-- Start Given data --
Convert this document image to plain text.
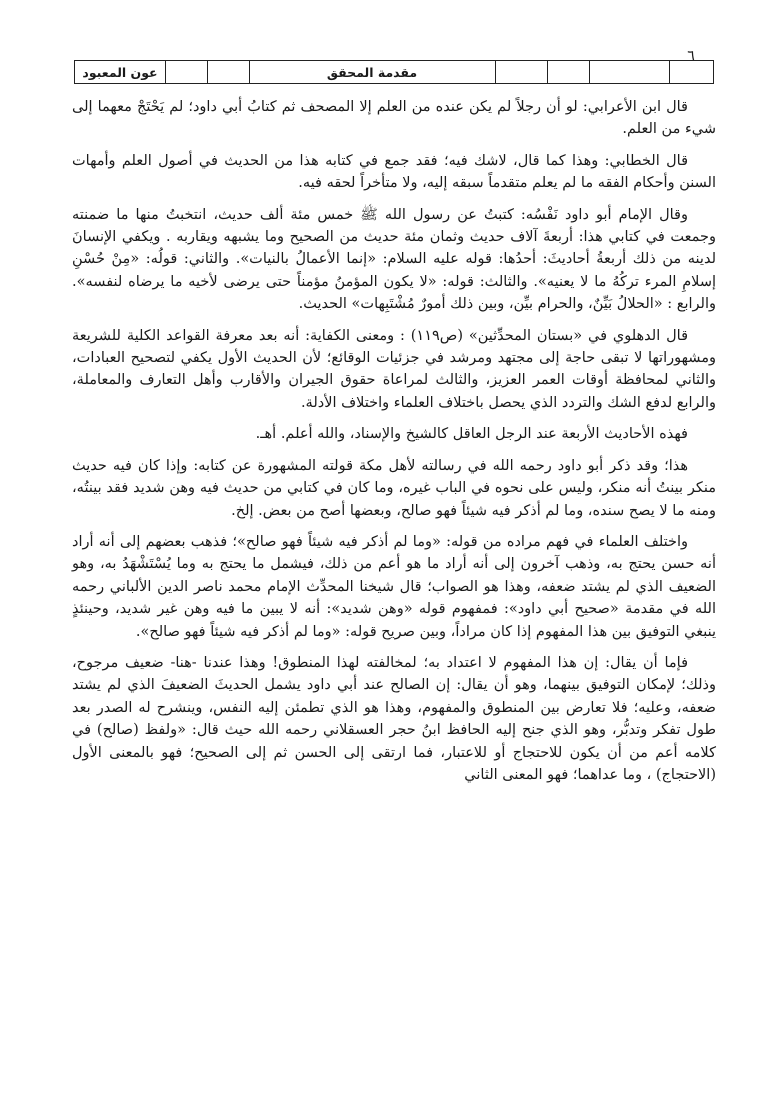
٦
عون المعبود	مقدمة المحقق

قال ابن الأعرابي: لو أن رجلاً لم يكن عنده من العلم إلا المصحف ثم كتابُ أبي داود؛ لم يَحْتَجْ معهما إلى شيء من العلم.

قال الخطابي: وهذا كما قال، لاشك فيه؛ فقد جمع في كتابه هذا من الحديث في أصول العلم وأمهات السنن وأحكام الفقه ما لم يعلم متقدماً سبقه إليه، ولا متأخراً لحقه فيه.

وقال الإمام أبو داود نَفْسُه: كتبتُ عن رسول الله ﷺ خمس مئة ألف حديث، انتخبتُ منها ما ضمنته وجمعت في كتابي هذا: أربعةَ آلاف حديث وثمان مئة حديث من الصحيح وما يشبهه ويقاربه . ويكفي الإنسانَ لدينه من ذلك أربعةُ أحاديثَ: أحدُها: قوله عليه السلام: «إنما الأعمالُ بالنيات». والثاني: قولُه: «مِنْ حُسْنِ إسلامِ المرء تركُهُ ما لا يعنيه». والثالث: قوله: «لا يكون المؤمنُ مؤمناً حتى يرضى لأخيه ما يرضاه لنفسه». والرابع : «الحلالُ بَيِّنٌ، والحرام بيِّن، وبين ذلك أمورٌ مُشْتَبِهات» الحديث.

قال الدهلوي في «بستان المحدِّثين» (ص١١٩) : ومعنى الكفاية: أنه بعد معرفة القواعد الكلية للشريعة ومشهوراتها لا تبقى حاجة إلى مجتهد ومرشد في جزئيات الوقائع؛ لأن الحديث الأول يكفي لتصحيح العبادات، والثاني لمحافظة أوقات العمر العزيز، والثالث لمراعاة حقوق الجيران والأقارب وأهل التعارف والمعاملة، والرابع لدفع الشك والتردد الذي يحصل باختلاف العلماء واختلاف الأدلة.

فهذه الأحاديث الأربعة عند الرجل العاقل كالشيخ والإسناد، والله أعلم. أهـ.

هذا؛ وقد ذكر أبو داود رحمه الله في رسالته لأهل مكة قولته المشهورة عن كتابه: وإذا كان فيه حديث منكر بينتُ أنه منكر، وليس على نحوه في الباب غيره، وما كان في كتابي من حديث فيه وهن شديد فقد بينتُه، ومنه ما لا يصح سنده، وما لم أذكر فيه شيئاً فهو صالح، وبعضها أصح من بعض. إلخ.

واختلف العلماء في فهم مراده من قوله: «وما لم أذكر فيه شيئاً فهو صالح»؛ فذهب بعضهم إلى أنه أراد أنه حسن يحتج به، وذهب آخرون إلى أنه أراد ما هو أعم من ذلك، فيشمل ما يحتج به وما يُسْتَشْهَدُ به، وهو الضعيف الذي لم يشتد ضعفه، وهذا هو الصواب؛ قال شيخنا المحدِّث الإمام محمد ناصر الدين الألباني رحمه الله في مقدمة «صحيح أبي داود»: فمفهوم قوله «وهن شديد»: أنه لا يبين ما فيه وهن غير شديد، وحينئذٍ ينبغي التوفيق بين هذا المفهوم إذا كان مراداً، وبين صريح قوله: «وما لم أذكر فيه شيئاً فهو صالح».

فإما أن يقال: إن هذا المفهوم لا اعتداد به؛ لمخالفته لهذا المنطوق! وهذا عندنا -هنا- ضعيف مرجوح، وذلك؛ لإمكان التوفيق بينهما، وهو أن يقال: إن الصالح عند أبي داود يشمل الحديثَ الضعيفَ الذي لم يشتد ضعفه، وعليه؛ فلا تعارض بين المنطوق والمفهوم، وهذا هو الذي تطمئن إليه النفس، وينشرح له الصدر بعد طول تفكر وتدبُّر، وهو الذي جنح إليه الحافظ ابنُ حجر العسقلاني رحمه الله حيث قال: «ولفظ (صالح) في كلامه أعم من أن يكون للاحتجاج أو للاعتبار، فما ارتقى إلى الحسن ثم إلى الصحيح؛ فهو بالمعنى الأول (الاحتجاج) ، وما عداهما؛ فهو المعنى الثاني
-- End Given data --
Problem description » Find every line containing the word "كتابه", then give the total and nothing more.

Answer for this exercise » 2